**TASK PROMPT**
Transcribe the records that follow exactly. Skip the pictures.

**DATA SUPPLIED**
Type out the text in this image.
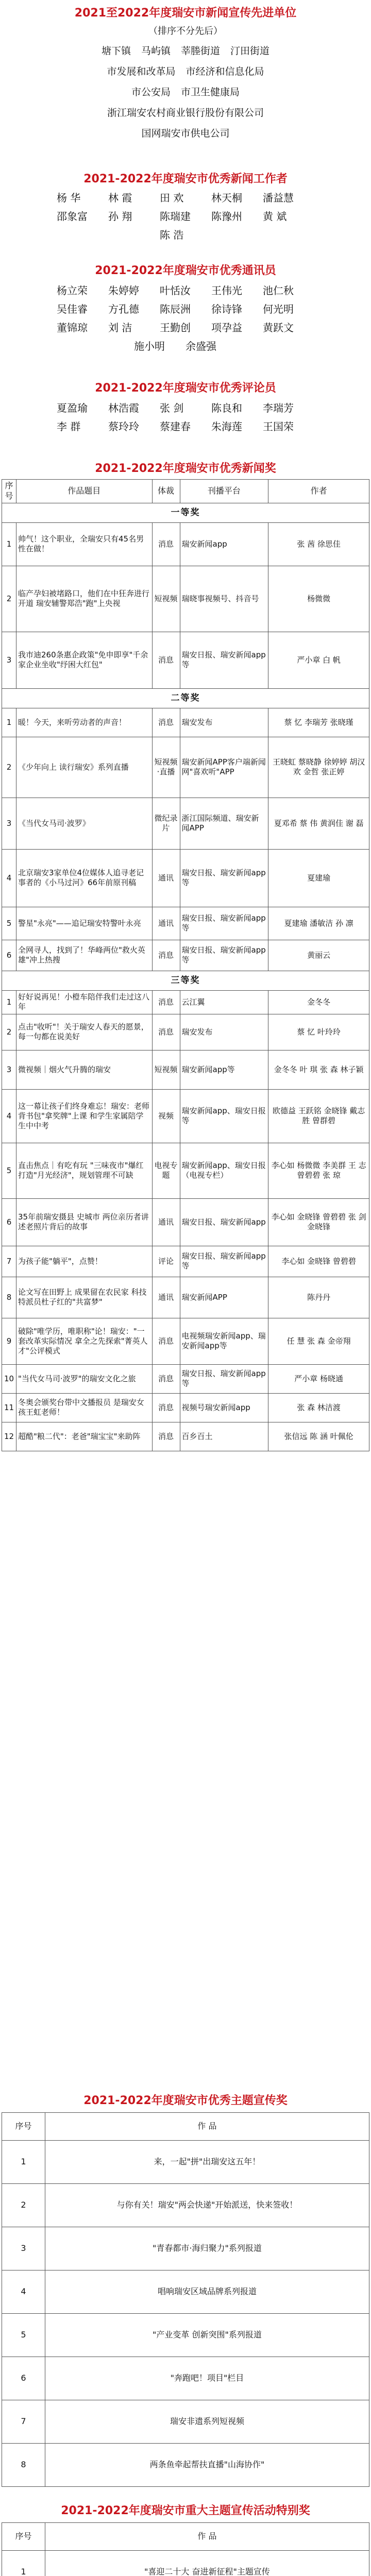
2021至2022年度瑞安市新闻宣传先进单位
（排序不分先后）
塘下镇 马屿镇 莘塍街道 汀田街道
市发展和改革局 市经济和信息化局
市公安局 市卫生健康局
浙江瑞安农村商业银行股份有限公司
国网瑞安市供电公司
2021-2022年度瑞安市优秀新闻工作者
杨 华	林 霞	田 欢	林天桐 潘益慧
邵象富 孙 翔	陈瑞建 陈豫州 黄 斌
陈 浩
2021-2022年度瑞安市优秀通讯员
杨立荣 朱婷婷 叶恬汝 王伟光 池仁秋
吴佳睿 方孔德 陈辰洲 徐诗锋 何光明
董锦琼 刘 洁	王勤创 项孕益 黄跃文
施小明 余盛强
2021-2022年度瑞安市优秀评论员
夏盈瑜 林浩霞 张 剑	陈良和 李瑞芳
李 群	蔡玲玲 蔡建春 朱海莲 王国荣
2021-2022年度瑞安市优秀新闻奖
序号	作品题目	体裁	刊播平台	作者
一等奖				
1	帅气！这个职业，全瑞安只有45名男性在做！	消息	瑞安新闻app	张 茜 徐思佳
2	临产孕妇被堵路口，他们在中狂奔进行开道 瑞安辅警郑浩"跑"上央视	短视频	瑞晓事视频号、抖音号	杨微微
3	我市迪260条惠企政策"免申即享"千余家企业坐收"纾困大红包"	消息	瑞安日报、瑞安新闻app等	严小章 白 帆
二等奖				
1	暖！今天，来听劳动者的声音！	消息	瑞安发布	蔡 忆 李瑞芳 张晓瑾
2	《少年向上 读行瑞安》系列直播	短视频·直播	瑞安新闻APP客户端新闻网"喜欢听"APP	王晓虹 蔡晓静 徐婷婷 胡汉欢 金哲 张正婷
3	《当代女马司·波罗》	微纪录片	浙江国际频道、瑞安新闻APP	夏邓希 蔡 伟 黄润佳 谢 磊
4	北京瑞安3家单位4位媒体人追寻老记事者的《小马过河》66年前原刊稿	通讯	瑞安日报、瑞安新闻app等	夏建瑜
5	警星"永亮"——追记瑞安特警叶永亮	通讯	瑞安日报、瑞安新闻app等	夏建瑜 潘敏洁 孙 凛
6	全网寻人，找到了！华峰两位"救火英雄"冲上热搜	消息	瑞安日报、瑞安新闻app等	黄丽云
三等奖				
1	好好说再见！小橙车陪伴我们走过这八年	消息	云江翼	金冬冬
2	点击"收听"！关于瑞安人春天的愿景，每一句都在说美好	消息	瑞安发布	蔡 忆 叶玲玲
3	微视频｜烟火气升腾的瑞安	短视频	瑞安新闻app等	金冬冬 叶 琪 张 森 林子颖
4	这一幕让孩子们终身难忘！瑞安：老师背书包"拿奖牌"上课 和学生家属陪学生中中考	视频	瑞安新闻app、瑞安日报等	欧德益 王跃铭 金晓锋 戴志胜 曾群碧
5	直击焦点｜有吃有玩 "三味夜市"爆红 打造"月光经济"，规划管理不可缺	电视专题	瑞安新闻app、瑞安日报（电视专栏）	李心如 杨微微 李美群 王 志 曾碧碧 张 琼
6	35年前瑞安摄县 史城市 两位亲历者讲述老照片背后的故事	通讯	瑞安日报、瑞安新闻app	李心如 金晓锋 曾碧碧 张 剑 金晓锋
7	为孩子能"躺平"，点赞！	评论	瑞安日报、瑞安新闻app等	李心如 金晓锋 曾碧碧
8	论文写在田野上 成果留在农民家 科技特派员杜子红的"共富梦"	通讯	瑞安新闻APP	陈丹丹
9	破除"唯学历，唯职称"论！瑞安："一套改革实际情况 拿全之先探索"菁英人才"公评模式	消息	电视频瑞安新闻app、瑞安新闻app等	任 慧 张 森 金帝翔
10	"当代女马司·波罗"的瑞安文化之旅	消息	瑞安日报、瑞安新闻app等	严小章 杨晓通
11	冬奥会颁奖台带中文播报员 是瑞安女孩王虹老师！	消息	视频号瑞安新闻app	张 森 林洁渡
12	超酷"粮二代"：老爸"瑞宝宝"来助阵	消息	百乡百土	张信远 陈 涵 叶佩伦
2021-2022年度瑞安市优秀主题宣传奖
序号	作 品
1	来，一起"拼"出瑞安这五年！
2	与你有关！瑞安"两会快递"开始派送，快来签收！
3	"青春都市·海归聚力"系列报道
4	唱响瑞安区域品牌系列报道
5	"产业变革 创新突围"系列报道
6	"奔跑吧！项目"栏目
7	瑞安非遗系列短视频
8	两条鱼牵起帮扶直播"山海协作"
2021-2022年度瑞安市重大主题宣传活动特别奖
序号	作 品
1	"喜迎二十大 奋进新征程"主题宣传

**FULL RESPONSE**
Type out the text in this image.
2021至2022年度瑞安市新闻宣传先进单位
（排序不分先后）
塘下镇 马屿镇 莘塍街道 汀田街道
市发展和改革局 市经济和信息化局
市公安局 市卫生健康局
浙江瑞安农村商业银行股份有限公司
国网瑞安市供电公司
2021-2022年度瑞安市优秀新闻工作者
杨 华	林 霞	田 欢	林天桐 潘益慧
邵象富 孙 翔	陈瑞建 陈豫州 黄 斌
陈 浩
2021-2022年度瑞安市优秀通讯员
杨立荣 朱婷婷 叶恬汝 王伟光 池仁秋
吴佳睿 方孔德 陈辰洲 徐诗锋 何光明
董锦琼 刘 洁	王勤创 项孕益 黄跃文
施小明 余盛强
2021-2022年度瑞安市优秀评论员
夏盈瑜 林浩霞 张 剑	陈良和 李瑞芳
李 群	蔡玲玲 蔡建春 朱海莲 王国荣
2021-2022年度瑞安市优秀新闻奖
序号	作品题目	体裁	刊播平台	作者
一等奖				
1	帅气！这个职业，全瑞安只有45名男性在做！	消息	瑞安新闻app	张 茜 徐思佳
2	临产孕妇被堵路口，他们在中狂奔进行开道 瑞安辅警郑浩"跑"上央视	短视频	瑞晓事视频号、抖音号	杨微微
3	我市迪260条惠企政策"免申即享"千余家企业坐收"纾困大红包"	消息	瑞安日报、瑞安新闻app等	严小章 白 帆
二等奖				
1	暖！今天，来听劳动者的声音！	消息	瑞安发布	蔡 忆 李瑞芳 张晓瑾
2	《少年向上 读行瑞安》系列直播	短视频·直播	瑞安新闻APP客户端新闻网"喜欢听"APP	王晓虹 蔡晓静 徐婷婷 胡汉欢 金哲 张正婷
3	《当代女马司·波罗》	微纪录片	浙江国际频道、瑞安新闻APP	夏邓希 蔡 伟 黄润佳 谢 磊
4	北京瑞安3家单位4位媒体人追寻老记事者的《小马过河》66年前原刊稿	通讯	瑞安日报、瑞安新闻app等	夏建瑜
5	警星"永亮"——追记瑞安特警叶永亮	通讯	瑞安日报、瑞安新闻app等	夏建瑜 潘敏洁 孙 凛
6	全网寻人，找到了！华峰两位"救火英雄"冲上热搜	消息	瑞安日报、瑞安新闻app等	黄丽云
三等奖				
1	好好说再见！小橙车陪伴我们走过这八年	消息	云江翼	金冬冬
2	点击"收听"！关于瑞安人春天的愿景，每一句都在说美好	消息	瑞安发布	蔡 忆 叶玲玲
3	微视频｜烟火气升腾的瑞安	短视频	瑞安新闻app等	金冬冬 叶 琪 张 森 林子颖
4	这一幕让孩子们终身难忘！瑞安：老师背书包"拿奖牌"上课 和学生家属陪学生中中考	视频	瑞安新闻app、瑞安日报等	欧德益 王跃铭 金晓锋 戴志胜 曾群碧
5	直击焦点｜有吃有玩 "三味夜市"爆红 打造"月光经济"，规划管理不可缺	电视专题	瑞安新闻app、瑞安日报（电视专栏）	李心如 杨微微 李美群 王 志 曾碧碧 张 琼
6	35年前瑞安摄县 史城市 两位亲历者讲述老照片背后的故事	通讯	瑞安日报、瑞安新闻app	李心如 金晓锋 曾碧碧 张 剑 金晓锋
7	为孩子能"躺平"，点赞！	评论	瑞安日报、瑞安新闻app等	李心如 金晓锋 曾碧碧
8	论文写在田野上 成果留在农民家 科技特派员杜子红的"共富梦"	通讯	瑞安新闻APP	陈丹丹
9	破除"唯学历，唯职称"论！瑞安："一套改革实际情况 拿全之先探索"菁英人才"公评模式	消息	电视频瑞安新闻app、瑞安新闻app等	任 慧 张 森 金帝翔
10	"当代女马司·波罗"的瑞安文化之旅	消息	瑞安日报、瑞安新闻app等	严小章 杨晓通
11	冬奥会颁奖台带中文播报员 是瑞安女孩王虹老师！	消息	视频号瑞安新闻app	张 森 林洁渡
12	超酷"粮二代"：老爸"瑞宝宝"来助阵	消息	百乡百土	张信远 陈 涵 叶佩伦
2021-2022年度瑞安市优秀主题宣传奖
序号	作 品
1	来，一起"拼"出瑞安这五年！
2	与你有关！瑞安"两会快递"开始派送，快来签收！
3	"青春都市·海归聚力"系列报道
4	唱响瑞安区域品牌系列报道
5	"产业变革 创新突围"系列报道
6	"奔跑吧！项目"栏目
7	瑞安非遗系列短视频
8	两条鱼牵起帮扶直播"山海协作"
2021-2022年度瑞安市重大主题宣传活动特别奖
序号	作 品
1	"喜迎二十大 奋进新征程"主题宣传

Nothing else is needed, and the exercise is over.